- **DOCUMENT PASSAGE**:
----
Hey! Really love the library. I'm working on a set of guides that use Sucrase, Gulp and Rollup for a minimal modern build tool configuration, stripping out babel/webpack. So far it has worked flawlessly.
It's currently being used in production for Urbit's Landscape app (http://github.com/urbit/landscape). I just use it for JSX transformation with the gulp plugin. ~5k lines total in the source code.
I'm a big fan of having a clean, simple build tool setup. Sucrase does the job perfectly. Our gulpfile is only 117 lines and understandable with basic JS experience. I don't think I'll go back to webpack.
Source map support is a must.
I'm using this with rollup especially for compiling typescript files.
TypeDefinition generation should be available or respectable in tsconfig.json
setting declaration: true
A watch/respawn feature for Typescript would be cool.
I'm trying to use it to remove Typescript from some source code in a project, making it a regular Javascript+JSX project. But it seems to not really work for that, since you need to use the "JSX" transform to not get a syntax error, but I actually want the JSX to come through in the other end :)
Trying to use it in a component library that is currently just running tsc -b
in a monorepo. Love the speed, but would really love to see sucrase output the declaration files d.ts
instead of just stripping them.
@alangpierce
Sucrase made the new TypeScript web framework Novo Cantico much faster than when it was using Babel or even esbuild.
----
Name every build or compilation tool other than Sucrase that the Sucrase user feedback mentions.

Document structure recognition data:
----
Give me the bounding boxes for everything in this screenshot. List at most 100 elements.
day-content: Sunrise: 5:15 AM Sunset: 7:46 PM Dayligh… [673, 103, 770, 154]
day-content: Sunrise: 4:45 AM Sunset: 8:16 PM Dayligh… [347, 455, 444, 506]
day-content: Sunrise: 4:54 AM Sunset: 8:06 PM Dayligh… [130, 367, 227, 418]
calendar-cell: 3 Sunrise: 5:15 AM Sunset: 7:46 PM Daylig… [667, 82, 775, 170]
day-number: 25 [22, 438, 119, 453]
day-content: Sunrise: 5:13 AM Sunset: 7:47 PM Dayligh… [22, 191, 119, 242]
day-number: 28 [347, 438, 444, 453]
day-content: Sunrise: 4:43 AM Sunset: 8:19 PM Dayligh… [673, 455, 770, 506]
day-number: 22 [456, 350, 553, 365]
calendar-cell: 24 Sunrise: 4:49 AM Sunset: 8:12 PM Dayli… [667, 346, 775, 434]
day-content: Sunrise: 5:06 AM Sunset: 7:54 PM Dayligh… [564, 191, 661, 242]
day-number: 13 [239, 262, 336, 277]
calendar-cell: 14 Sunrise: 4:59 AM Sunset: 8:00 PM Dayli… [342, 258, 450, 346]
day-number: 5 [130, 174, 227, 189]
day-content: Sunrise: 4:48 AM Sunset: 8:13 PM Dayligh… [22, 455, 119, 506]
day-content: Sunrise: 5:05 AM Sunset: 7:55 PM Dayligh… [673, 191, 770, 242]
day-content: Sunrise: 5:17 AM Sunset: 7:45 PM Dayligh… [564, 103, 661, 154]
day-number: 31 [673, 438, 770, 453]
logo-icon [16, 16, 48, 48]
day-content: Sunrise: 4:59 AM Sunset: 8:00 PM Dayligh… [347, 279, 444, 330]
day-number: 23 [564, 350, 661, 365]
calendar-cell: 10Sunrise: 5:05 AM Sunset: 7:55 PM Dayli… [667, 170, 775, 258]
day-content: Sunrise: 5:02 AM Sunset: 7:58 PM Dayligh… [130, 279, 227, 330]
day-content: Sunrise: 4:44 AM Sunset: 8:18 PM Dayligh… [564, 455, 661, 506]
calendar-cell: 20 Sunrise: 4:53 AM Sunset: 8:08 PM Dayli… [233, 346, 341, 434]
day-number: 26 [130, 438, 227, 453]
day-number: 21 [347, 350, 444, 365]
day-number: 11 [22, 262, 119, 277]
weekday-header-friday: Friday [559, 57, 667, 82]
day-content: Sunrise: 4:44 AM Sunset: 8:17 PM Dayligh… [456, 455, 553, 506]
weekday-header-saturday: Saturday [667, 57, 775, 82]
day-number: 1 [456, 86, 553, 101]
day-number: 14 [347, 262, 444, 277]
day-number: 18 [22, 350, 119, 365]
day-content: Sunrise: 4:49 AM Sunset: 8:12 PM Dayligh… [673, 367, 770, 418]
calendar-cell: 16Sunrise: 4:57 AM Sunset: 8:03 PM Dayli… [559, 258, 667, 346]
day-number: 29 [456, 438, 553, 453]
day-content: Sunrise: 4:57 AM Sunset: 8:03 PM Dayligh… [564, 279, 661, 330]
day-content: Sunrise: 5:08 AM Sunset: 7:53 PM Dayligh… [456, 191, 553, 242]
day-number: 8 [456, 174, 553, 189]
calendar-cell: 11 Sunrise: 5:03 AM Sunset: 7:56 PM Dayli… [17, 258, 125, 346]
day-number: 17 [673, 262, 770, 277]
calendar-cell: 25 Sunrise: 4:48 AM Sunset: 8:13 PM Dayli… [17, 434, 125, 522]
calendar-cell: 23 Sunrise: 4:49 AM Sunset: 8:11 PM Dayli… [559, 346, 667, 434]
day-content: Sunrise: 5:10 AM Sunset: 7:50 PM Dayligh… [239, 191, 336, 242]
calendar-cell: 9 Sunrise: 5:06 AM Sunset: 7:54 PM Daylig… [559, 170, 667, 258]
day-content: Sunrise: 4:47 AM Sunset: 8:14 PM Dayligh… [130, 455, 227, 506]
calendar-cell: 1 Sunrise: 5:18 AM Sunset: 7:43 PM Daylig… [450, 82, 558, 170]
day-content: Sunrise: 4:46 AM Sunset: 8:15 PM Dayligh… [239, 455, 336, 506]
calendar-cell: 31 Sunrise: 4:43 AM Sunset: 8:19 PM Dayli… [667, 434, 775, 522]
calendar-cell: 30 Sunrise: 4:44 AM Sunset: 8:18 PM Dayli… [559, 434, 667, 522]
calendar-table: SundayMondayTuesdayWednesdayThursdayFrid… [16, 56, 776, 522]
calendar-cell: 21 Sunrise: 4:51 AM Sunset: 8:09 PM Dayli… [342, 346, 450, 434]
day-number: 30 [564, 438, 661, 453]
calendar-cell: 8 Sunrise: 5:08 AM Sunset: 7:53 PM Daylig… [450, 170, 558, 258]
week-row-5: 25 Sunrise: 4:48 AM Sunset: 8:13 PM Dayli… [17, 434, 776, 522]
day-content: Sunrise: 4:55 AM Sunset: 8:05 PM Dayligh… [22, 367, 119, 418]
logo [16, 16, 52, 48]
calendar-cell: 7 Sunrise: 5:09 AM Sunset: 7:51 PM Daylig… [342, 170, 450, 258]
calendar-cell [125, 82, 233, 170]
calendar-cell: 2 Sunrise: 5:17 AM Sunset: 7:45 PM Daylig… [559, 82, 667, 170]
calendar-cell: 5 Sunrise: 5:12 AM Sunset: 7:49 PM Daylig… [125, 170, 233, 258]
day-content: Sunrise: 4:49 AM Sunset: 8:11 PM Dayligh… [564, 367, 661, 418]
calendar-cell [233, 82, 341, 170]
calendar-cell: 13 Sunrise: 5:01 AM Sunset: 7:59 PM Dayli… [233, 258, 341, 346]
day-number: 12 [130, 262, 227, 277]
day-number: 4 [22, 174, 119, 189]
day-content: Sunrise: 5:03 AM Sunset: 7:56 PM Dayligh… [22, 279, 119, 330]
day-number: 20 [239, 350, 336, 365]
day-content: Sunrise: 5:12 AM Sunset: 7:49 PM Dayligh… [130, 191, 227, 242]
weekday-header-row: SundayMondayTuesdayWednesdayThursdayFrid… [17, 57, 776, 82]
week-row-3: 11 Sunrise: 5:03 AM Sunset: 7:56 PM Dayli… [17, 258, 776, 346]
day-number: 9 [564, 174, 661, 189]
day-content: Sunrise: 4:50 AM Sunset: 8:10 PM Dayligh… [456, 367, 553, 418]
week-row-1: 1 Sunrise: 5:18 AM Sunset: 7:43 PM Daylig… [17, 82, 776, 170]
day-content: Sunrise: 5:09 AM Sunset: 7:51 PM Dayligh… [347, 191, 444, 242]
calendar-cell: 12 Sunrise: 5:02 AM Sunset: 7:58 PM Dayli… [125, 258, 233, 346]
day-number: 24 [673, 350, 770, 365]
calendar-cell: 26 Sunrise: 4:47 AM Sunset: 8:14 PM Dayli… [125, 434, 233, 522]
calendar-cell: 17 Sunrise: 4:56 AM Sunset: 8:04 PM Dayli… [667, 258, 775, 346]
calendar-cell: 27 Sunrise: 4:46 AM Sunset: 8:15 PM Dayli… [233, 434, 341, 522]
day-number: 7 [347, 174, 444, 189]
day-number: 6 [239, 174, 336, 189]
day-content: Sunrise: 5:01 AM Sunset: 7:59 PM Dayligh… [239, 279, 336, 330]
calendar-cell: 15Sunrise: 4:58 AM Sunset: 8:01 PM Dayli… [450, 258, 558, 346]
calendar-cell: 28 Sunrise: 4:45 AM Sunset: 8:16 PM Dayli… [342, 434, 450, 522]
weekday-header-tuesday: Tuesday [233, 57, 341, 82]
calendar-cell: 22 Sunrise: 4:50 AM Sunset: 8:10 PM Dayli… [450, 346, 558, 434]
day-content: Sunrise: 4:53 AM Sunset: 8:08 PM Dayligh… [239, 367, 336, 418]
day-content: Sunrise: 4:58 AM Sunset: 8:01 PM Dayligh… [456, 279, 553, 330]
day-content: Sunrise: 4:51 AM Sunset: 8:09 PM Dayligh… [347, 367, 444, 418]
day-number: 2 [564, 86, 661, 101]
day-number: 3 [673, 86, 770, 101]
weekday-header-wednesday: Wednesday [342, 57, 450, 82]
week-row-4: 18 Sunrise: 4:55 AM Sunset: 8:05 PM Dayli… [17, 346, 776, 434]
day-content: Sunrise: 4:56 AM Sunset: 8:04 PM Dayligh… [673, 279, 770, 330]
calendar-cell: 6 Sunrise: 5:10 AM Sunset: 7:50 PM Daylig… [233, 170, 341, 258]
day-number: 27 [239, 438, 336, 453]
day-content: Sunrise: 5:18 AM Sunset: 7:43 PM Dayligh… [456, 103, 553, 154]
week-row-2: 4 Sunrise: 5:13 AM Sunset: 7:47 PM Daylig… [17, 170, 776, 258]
----
- **OUTPUT BELOW**:
Gulp, Rollup, Babel, webpack, tsc, esbuild